Copy the records below exactly as they appear.

(begin)

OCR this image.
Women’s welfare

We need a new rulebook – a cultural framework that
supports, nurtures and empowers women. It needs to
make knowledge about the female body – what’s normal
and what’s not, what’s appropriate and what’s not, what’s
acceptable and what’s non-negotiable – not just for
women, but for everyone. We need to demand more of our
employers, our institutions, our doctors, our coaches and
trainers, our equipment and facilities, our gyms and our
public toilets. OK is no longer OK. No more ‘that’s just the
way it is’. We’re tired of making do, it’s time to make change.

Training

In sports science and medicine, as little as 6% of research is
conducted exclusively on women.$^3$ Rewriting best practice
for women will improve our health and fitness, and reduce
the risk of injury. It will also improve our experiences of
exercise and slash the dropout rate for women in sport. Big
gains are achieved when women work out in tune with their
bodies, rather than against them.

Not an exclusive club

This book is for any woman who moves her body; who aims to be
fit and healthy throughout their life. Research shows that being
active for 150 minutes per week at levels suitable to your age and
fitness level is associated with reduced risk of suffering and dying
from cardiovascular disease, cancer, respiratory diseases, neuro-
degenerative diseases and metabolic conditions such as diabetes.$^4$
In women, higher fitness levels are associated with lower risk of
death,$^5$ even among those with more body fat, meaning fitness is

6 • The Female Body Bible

(end)

EXERCISE SOLUTION:
OCR this image.
Women’s welfare

We need a new rulebook – a cultural framework that
supports, nurtures and empowers women. It needs to
make knowledge about the female body – what’s normal
and what’s not, what’s appropriate and what’s not, what’s
acceptable and what’s non-negotiable – not just for
women, but for everyone. We need to demand more of our
employers, our institutions, our doctors, our coaches and
trainers, our equipment and facilities, our gyms and our
public toilets. OK is no longer OK. No more ‘that’s just the
way it is’. We’re tired of making do, it’s time to make change.

Training

In sports science and medicine, as little as 6% of research is
conducted exclusively on women.$^3$ Rewriting best practice
for women will improve our health and fitness, and reduce
the risk of injury. It will also improve our experiences of
exercise and slash the dropout rate for women in sport. Big
gains are achieved when women work out in tune with their
bodies, rather than against them.

Not an exclusive club

This book is for any woman who moves her body; who aims to be
fit and healthy throughout their life. Research shows that being
active for 150 minutes per week at levels suitable to your age and
fitness level is associated with reduced risk of suffering and dying
from cardiovascular disease, cancer, respiratory diseases, neuro-
degenerative diseases and metabolic conditions such as diabetes.$^4$
In women, higher fitness levels are associated with lower risk of
death,$^5$ even among those with more body fat, meaning fitness is

6 • The Female Body Bible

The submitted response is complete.